───── MATERIAL SHOWN
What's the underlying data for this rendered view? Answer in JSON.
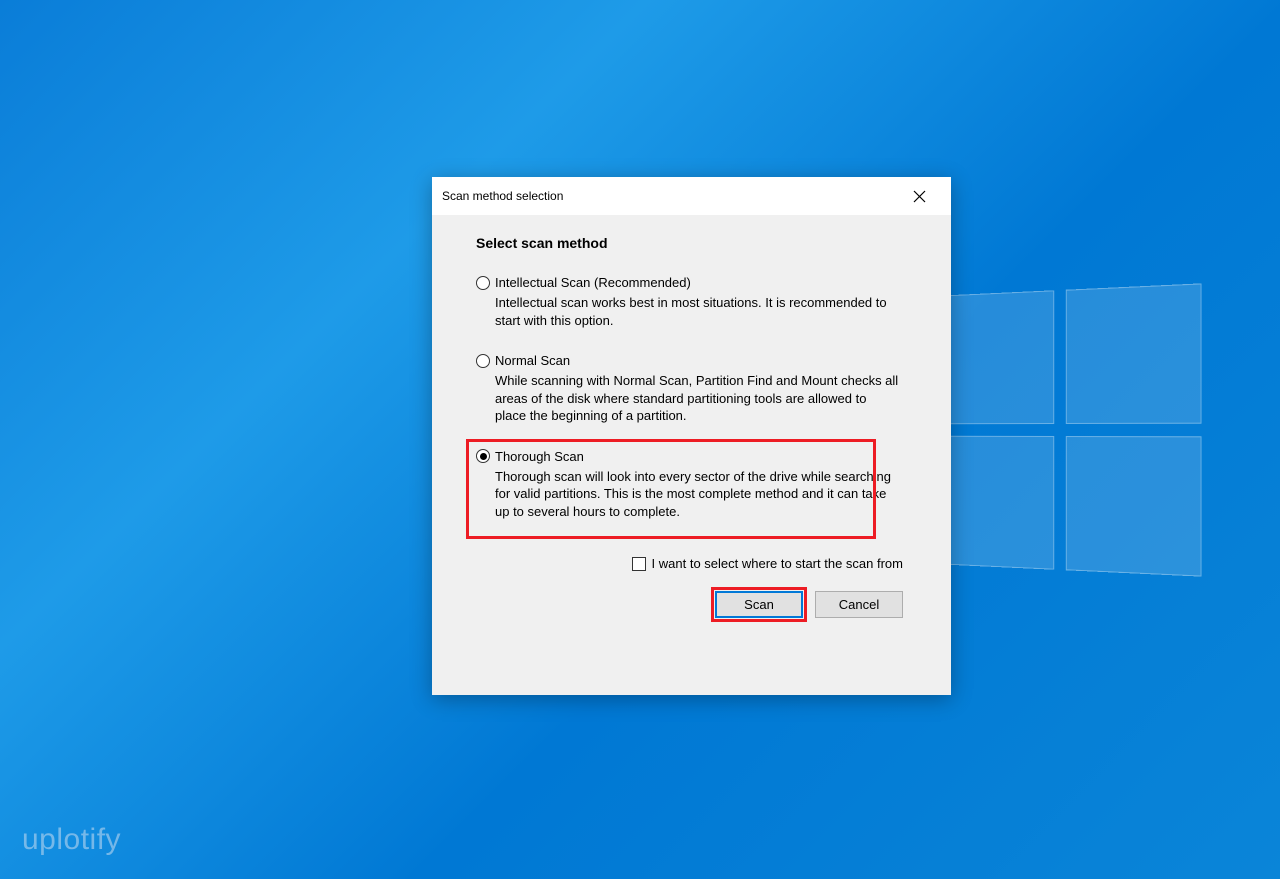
{
  "dialog": {
    "title": "Scan method selection",
    "heading": "Select scan method",
    "options": [
      {
        "label": "Intellectual Scan (Recommended)",
        "description": "Intellectual scan works best in most situations. It is recommended to start with this option.",
        "selected": false
      },
      {
        "label": "Normal Scan",
        "description": "While scanning with Normal Scan, Partition Find and Mount checks all areas of the disk where standard partitioning tools are allowed to place the beginning of a partition.",
        "selected": false
      },
      {
        "label": "Thorough Scan",
        "description": "Thorough scan will look into every sector of the drive while searching for valid partitions. This is the most complete method and it can take up to several hours to complete.",
        "selected": true
      }
    ],
    "checkbox_label": "I want to select where to start the scan from",
    "buttons": {
      "scan": "Scan",
      "cancel": "Cancel"
    }
  },
  "watermark": "uplotify"
}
──────────
# STATED PROBLEM:
Work through the listing above and report how many lines include the string "Normal", with no other text.

# TASK SOLUTION:
2